═════ EXCERPTED RECORDS

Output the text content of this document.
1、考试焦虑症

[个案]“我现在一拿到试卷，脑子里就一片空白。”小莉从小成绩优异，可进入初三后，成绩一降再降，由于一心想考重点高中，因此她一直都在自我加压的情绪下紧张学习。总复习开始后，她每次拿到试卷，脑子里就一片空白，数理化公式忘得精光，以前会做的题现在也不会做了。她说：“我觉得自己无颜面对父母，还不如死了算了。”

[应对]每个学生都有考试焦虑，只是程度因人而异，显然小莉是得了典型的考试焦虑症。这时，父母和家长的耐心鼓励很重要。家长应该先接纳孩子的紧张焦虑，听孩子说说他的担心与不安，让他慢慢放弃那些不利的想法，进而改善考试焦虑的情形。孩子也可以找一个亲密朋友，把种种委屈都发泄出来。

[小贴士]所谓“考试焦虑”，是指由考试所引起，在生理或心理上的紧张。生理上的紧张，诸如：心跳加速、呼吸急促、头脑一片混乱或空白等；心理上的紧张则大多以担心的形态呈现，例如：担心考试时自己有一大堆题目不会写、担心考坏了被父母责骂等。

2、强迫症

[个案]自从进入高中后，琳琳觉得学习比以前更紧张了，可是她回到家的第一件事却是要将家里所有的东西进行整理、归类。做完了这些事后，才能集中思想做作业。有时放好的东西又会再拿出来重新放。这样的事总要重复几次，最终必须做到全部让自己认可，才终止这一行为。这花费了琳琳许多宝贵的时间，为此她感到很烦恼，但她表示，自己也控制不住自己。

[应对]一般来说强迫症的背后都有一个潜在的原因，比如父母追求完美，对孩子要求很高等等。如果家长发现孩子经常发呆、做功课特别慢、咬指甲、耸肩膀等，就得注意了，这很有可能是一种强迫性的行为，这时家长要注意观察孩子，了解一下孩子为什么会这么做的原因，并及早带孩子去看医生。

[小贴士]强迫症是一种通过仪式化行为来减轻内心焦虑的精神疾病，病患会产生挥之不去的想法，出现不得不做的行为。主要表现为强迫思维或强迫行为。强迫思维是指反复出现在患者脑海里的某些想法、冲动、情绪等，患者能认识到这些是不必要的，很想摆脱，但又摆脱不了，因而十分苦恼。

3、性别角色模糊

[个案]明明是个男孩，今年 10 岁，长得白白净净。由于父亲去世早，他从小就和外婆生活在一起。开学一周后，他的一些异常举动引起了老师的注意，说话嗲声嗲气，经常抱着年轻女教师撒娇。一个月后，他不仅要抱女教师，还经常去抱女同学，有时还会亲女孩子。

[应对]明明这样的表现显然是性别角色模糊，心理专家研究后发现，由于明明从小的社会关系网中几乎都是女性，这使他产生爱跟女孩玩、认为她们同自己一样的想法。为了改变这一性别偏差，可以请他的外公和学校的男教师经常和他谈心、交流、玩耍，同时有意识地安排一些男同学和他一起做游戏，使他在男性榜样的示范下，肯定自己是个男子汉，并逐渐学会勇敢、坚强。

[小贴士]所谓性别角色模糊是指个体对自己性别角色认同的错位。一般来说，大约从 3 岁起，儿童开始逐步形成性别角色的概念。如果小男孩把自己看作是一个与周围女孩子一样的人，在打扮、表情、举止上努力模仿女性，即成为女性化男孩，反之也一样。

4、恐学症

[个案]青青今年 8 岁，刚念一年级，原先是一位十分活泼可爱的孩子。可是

══════════
═════ EXCERPTED RECORDS

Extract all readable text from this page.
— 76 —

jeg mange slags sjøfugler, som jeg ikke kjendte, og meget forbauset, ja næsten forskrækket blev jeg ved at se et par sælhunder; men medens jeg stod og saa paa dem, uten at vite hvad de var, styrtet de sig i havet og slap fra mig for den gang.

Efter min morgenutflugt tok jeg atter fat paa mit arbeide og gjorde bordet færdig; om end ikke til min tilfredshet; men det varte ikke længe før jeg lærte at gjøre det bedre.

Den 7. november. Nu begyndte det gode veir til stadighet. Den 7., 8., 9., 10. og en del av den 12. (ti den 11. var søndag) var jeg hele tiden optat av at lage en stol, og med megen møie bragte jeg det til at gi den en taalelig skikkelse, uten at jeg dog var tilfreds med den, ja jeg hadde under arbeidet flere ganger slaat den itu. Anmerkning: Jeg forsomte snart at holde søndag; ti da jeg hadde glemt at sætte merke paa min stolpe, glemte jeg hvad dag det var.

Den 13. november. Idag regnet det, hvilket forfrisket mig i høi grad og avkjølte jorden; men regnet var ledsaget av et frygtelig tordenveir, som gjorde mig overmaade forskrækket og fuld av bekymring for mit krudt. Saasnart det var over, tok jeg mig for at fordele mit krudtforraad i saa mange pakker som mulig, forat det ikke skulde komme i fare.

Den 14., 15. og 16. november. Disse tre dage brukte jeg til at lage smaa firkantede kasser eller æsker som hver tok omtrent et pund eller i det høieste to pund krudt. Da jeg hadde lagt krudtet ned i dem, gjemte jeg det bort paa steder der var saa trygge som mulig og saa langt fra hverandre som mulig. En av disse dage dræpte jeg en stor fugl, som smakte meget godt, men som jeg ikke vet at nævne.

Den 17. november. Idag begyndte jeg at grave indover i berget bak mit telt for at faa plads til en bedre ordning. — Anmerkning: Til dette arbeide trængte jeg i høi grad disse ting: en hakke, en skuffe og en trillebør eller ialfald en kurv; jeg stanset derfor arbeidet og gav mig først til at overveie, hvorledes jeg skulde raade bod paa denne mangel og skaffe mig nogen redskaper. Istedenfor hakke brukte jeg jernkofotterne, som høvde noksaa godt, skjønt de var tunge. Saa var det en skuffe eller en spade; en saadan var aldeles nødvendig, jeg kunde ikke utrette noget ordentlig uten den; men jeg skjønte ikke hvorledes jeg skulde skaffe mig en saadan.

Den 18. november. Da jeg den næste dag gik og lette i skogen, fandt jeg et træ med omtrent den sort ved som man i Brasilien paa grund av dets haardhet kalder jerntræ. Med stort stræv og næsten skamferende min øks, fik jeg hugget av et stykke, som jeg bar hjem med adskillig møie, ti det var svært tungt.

══════════
═════ EXCERPTED RECORDS

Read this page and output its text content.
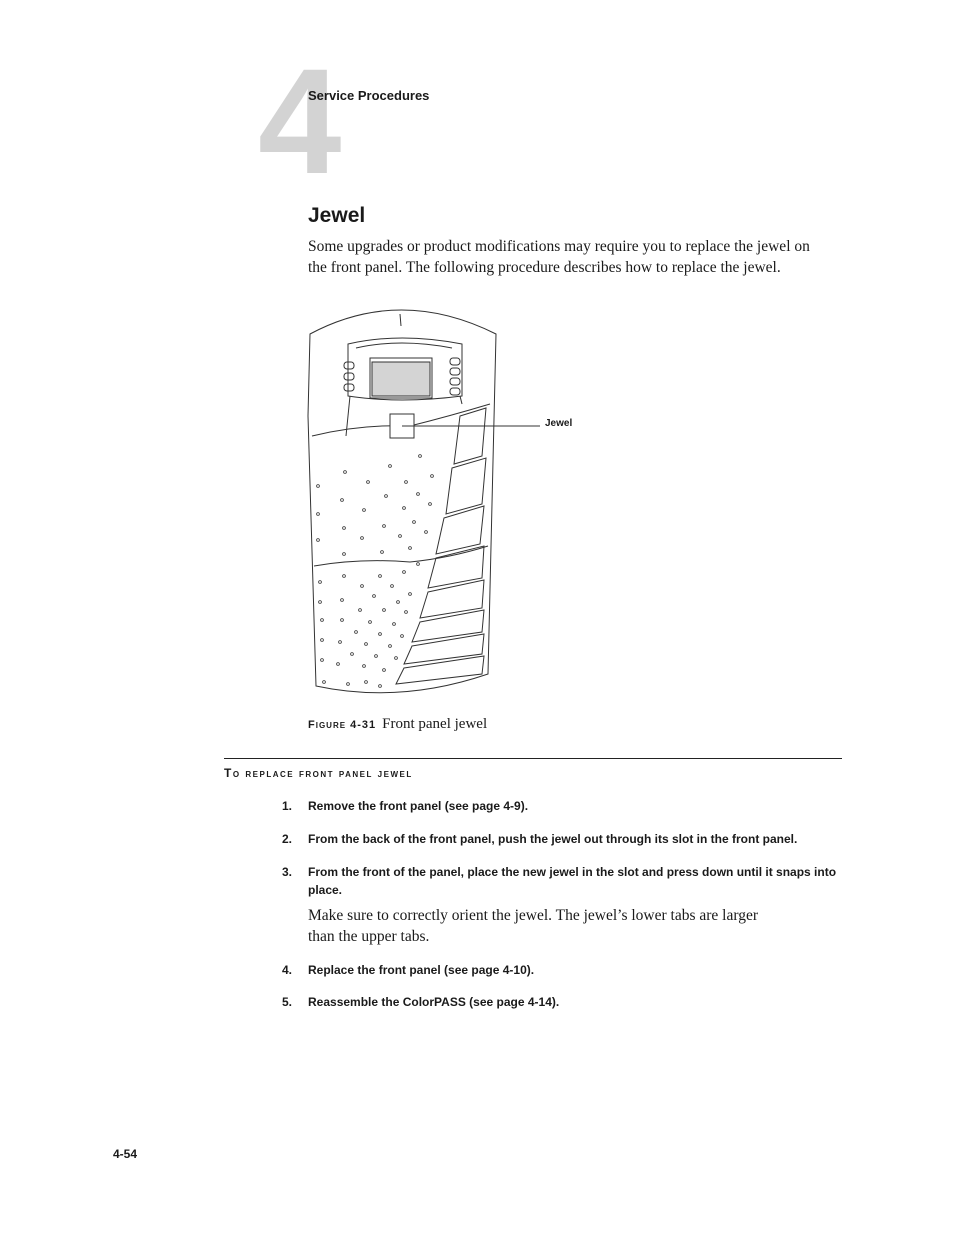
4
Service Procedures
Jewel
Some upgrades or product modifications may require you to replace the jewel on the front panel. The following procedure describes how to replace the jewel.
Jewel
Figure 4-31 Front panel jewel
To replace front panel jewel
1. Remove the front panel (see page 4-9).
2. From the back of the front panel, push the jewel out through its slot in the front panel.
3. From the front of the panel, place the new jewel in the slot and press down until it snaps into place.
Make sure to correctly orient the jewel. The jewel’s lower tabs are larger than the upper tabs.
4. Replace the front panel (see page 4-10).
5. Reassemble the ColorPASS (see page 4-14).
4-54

══════════

*YOUR GOAL*. Filter out every line that lacks the word "text", and copy the rest.

*RESULT OF THE EXERCISE*.
Output the text content of this document.
Extract all readable text from this page.
Read this page and output its text content.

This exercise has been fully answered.